#### Requirements
Work out how many lines of the data hold the string "will", and reply with that number alone.

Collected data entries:
-*-*-
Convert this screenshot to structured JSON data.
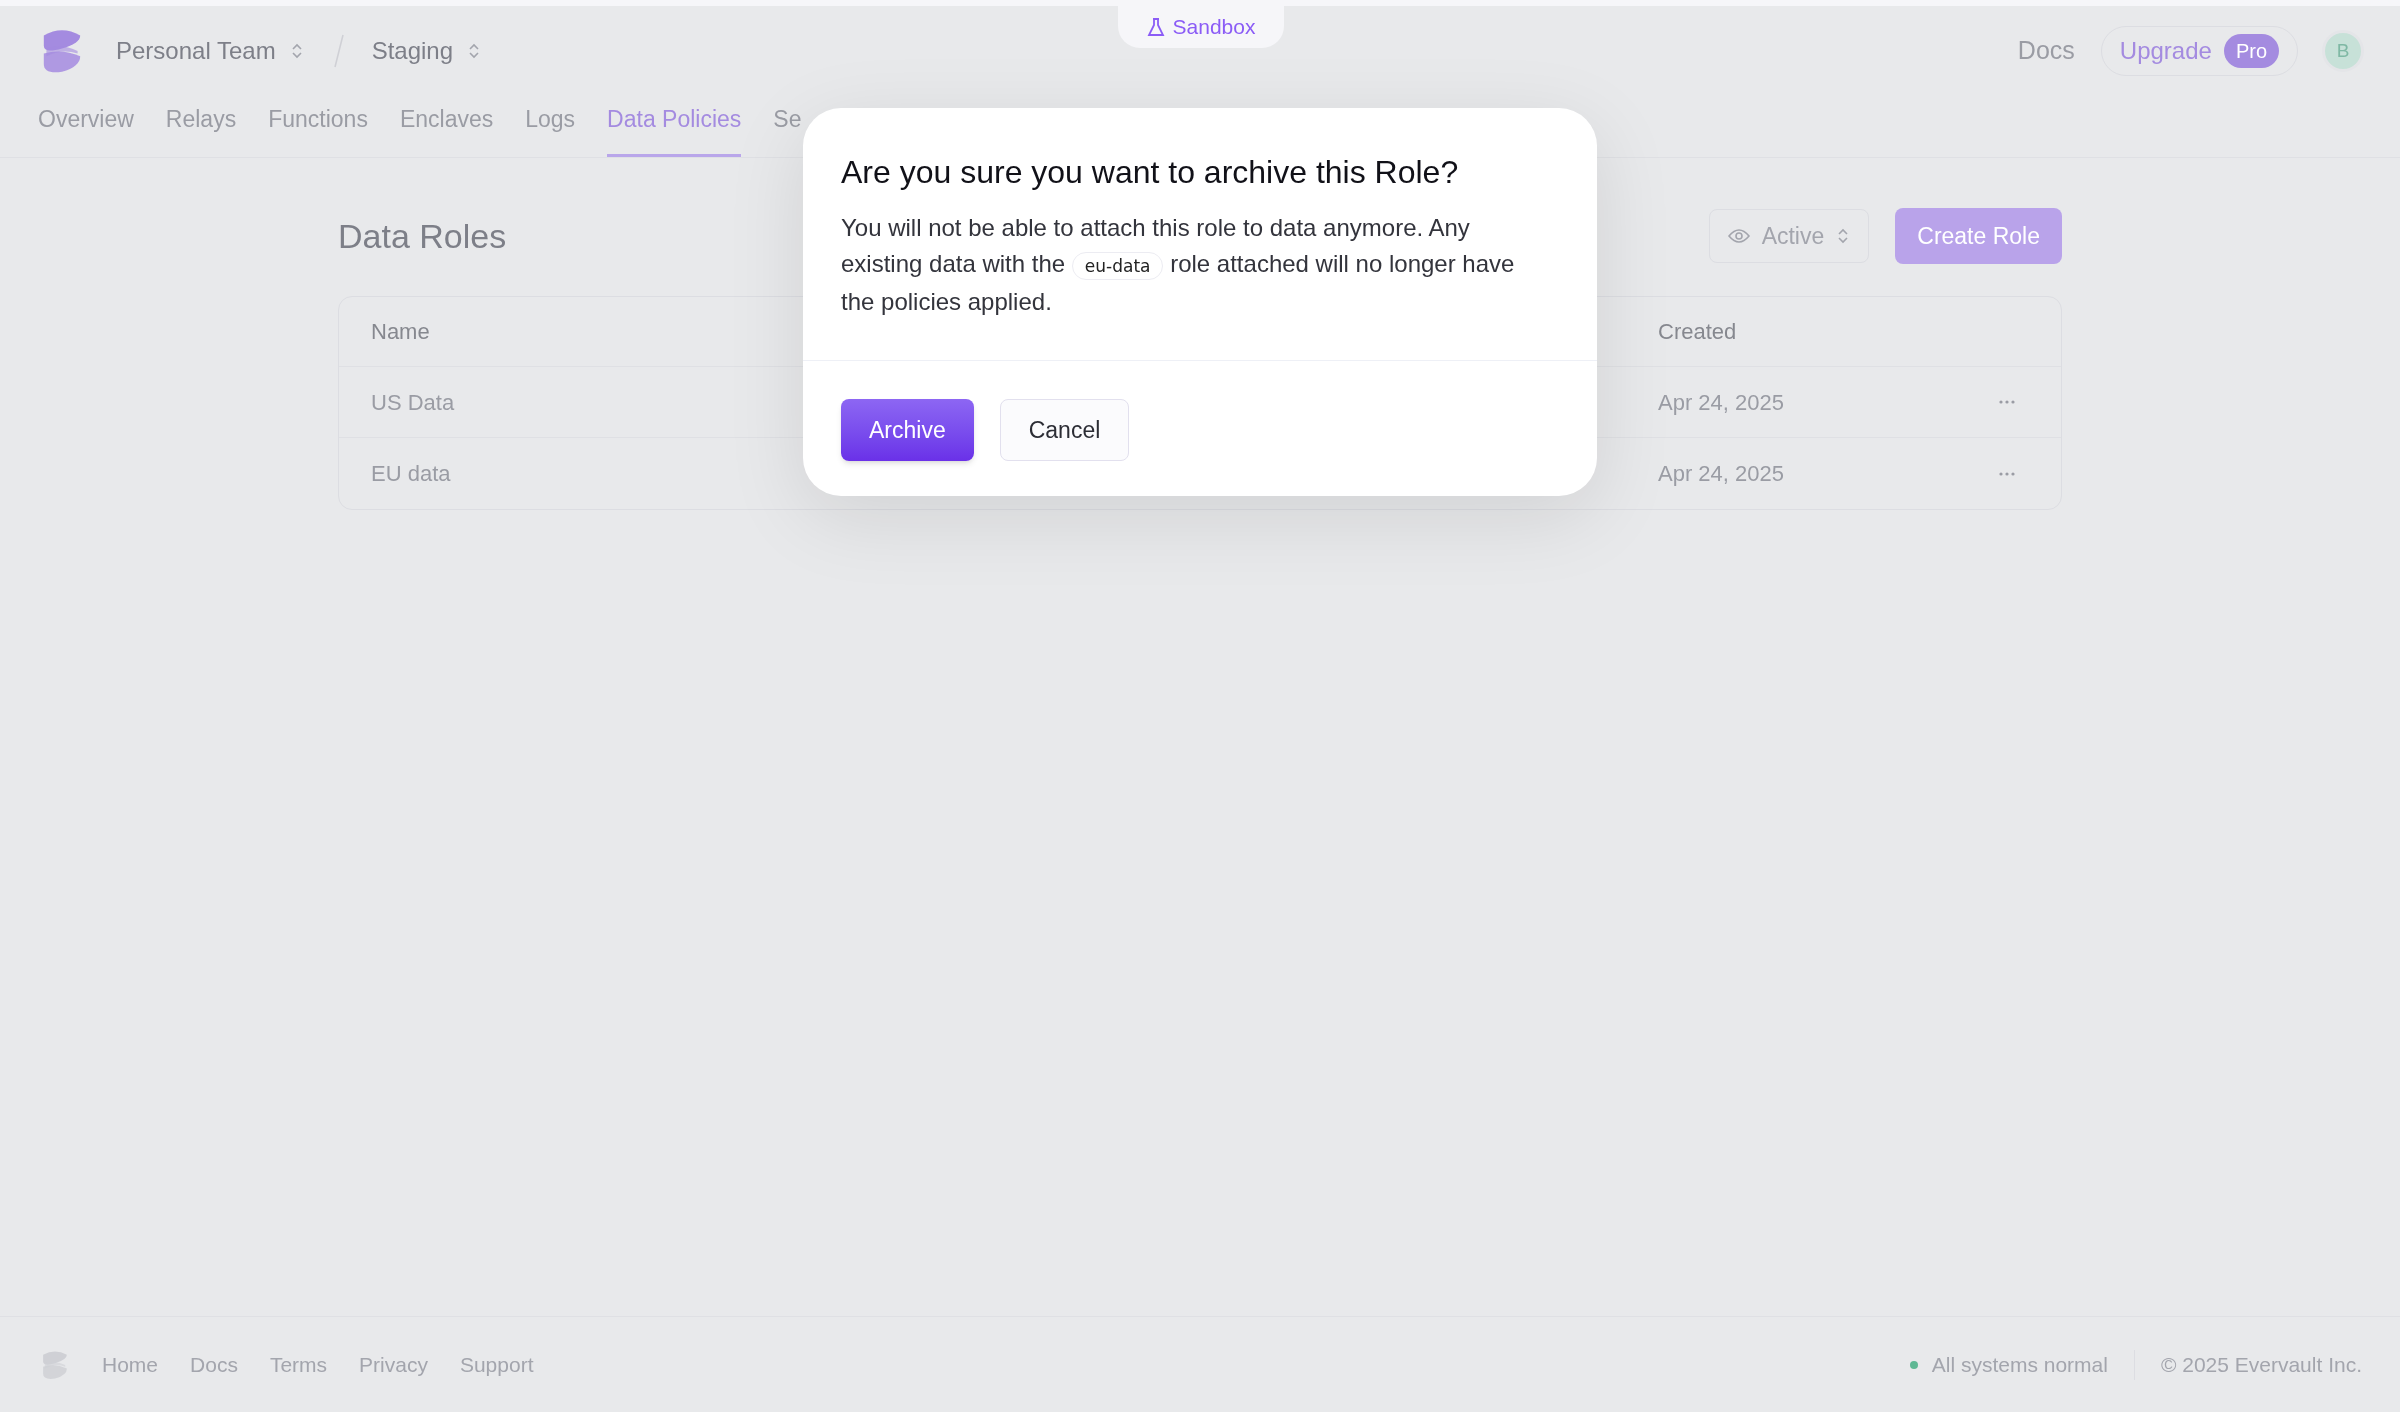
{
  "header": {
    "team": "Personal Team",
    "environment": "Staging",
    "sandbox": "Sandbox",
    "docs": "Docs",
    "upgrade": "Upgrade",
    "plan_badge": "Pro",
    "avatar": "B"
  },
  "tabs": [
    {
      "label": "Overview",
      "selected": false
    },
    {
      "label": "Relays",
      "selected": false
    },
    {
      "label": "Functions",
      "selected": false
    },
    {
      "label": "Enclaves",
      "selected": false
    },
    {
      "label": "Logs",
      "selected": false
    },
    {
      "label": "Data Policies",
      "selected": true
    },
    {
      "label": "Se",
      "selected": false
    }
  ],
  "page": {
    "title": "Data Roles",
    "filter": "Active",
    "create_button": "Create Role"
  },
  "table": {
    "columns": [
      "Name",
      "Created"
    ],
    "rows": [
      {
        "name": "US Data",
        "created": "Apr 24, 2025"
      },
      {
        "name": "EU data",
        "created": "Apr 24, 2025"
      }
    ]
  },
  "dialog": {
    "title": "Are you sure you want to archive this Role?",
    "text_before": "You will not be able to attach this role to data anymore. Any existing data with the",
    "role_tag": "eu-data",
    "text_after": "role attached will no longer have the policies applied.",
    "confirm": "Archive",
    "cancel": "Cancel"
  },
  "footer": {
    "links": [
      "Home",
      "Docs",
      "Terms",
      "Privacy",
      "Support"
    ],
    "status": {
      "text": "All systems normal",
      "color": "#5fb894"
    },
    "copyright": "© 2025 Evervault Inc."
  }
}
-*-*-
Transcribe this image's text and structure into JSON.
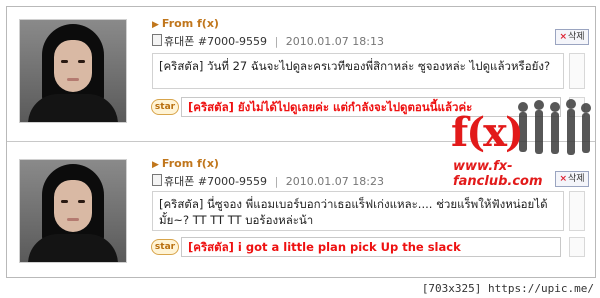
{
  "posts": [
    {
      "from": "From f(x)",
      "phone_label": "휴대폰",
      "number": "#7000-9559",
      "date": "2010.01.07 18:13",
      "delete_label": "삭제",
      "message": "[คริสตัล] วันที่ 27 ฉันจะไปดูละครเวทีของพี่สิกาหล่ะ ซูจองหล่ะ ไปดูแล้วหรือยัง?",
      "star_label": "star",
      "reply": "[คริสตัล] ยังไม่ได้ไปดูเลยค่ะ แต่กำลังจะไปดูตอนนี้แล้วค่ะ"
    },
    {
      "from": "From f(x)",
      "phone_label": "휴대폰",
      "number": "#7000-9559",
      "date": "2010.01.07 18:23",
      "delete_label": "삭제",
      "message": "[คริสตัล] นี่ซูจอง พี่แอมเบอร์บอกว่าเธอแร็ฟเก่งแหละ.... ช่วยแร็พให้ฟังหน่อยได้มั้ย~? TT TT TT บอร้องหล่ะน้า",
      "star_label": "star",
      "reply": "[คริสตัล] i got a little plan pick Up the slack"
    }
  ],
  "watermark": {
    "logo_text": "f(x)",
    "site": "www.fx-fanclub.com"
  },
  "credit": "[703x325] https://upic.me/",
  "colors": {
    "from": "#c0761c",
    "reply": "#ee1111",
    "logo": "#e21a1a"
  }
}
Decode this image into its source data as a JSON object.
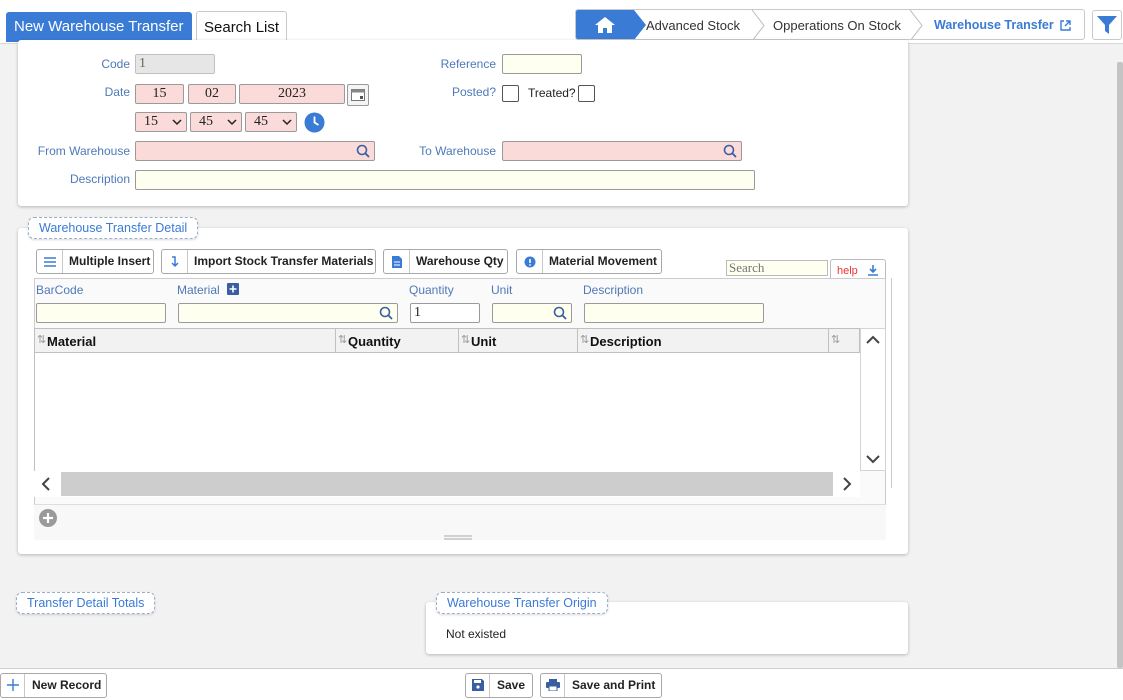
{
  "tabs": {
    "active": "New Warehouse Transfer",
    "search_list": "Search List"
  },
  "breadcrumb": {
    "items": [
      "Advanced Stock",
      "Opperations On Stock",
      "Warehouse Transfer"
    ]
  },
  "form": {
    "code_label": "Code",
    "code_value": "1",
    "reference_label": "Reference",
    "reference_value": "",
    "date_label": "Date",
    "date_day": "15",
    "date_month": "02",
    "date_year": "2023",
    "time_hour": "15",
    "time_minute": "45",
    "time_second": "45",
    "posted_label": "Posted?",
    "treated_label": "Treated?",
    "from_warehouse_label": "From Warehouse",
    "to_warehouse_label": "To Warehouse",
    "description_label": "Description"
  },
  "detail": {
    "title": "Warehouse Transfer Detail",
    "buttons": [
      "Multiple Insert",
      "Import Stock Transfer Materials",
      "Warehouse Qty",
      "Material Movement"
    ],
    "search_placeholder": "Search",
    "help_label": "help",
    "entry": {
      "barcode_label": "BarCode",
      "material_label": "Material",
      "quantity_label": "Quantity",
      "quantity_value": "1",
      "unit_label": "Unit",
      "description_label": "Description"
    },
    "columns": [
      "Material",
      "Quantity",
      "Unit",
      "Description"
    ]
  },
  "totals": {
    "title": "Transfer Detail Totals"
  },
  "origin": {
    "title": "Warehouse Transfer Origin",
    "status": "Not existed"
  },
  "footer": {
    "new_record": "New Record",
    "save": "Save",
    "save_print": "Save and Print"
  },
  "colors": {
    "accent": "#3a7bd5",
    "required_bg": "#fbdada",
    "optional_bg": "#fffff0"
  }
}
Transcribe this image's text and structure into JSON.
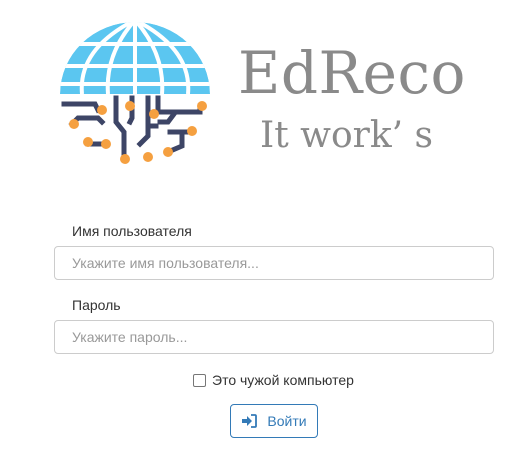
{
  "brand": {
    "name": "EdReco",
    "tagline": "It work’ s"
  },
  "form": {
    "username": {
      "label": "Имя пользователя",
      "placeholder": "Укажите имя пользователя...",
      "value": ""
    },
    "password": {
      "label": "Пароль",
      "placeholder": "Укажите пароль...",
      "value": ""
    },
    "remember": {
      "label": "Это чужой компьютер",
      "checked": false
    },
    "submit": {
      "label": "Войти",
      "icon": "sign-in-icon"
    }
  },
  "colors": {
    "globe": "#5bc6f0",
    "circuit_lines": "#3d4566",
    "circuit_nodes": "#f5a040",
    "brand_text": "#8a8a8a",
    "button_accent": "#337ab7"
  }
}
-*-*-
#### Task solution
2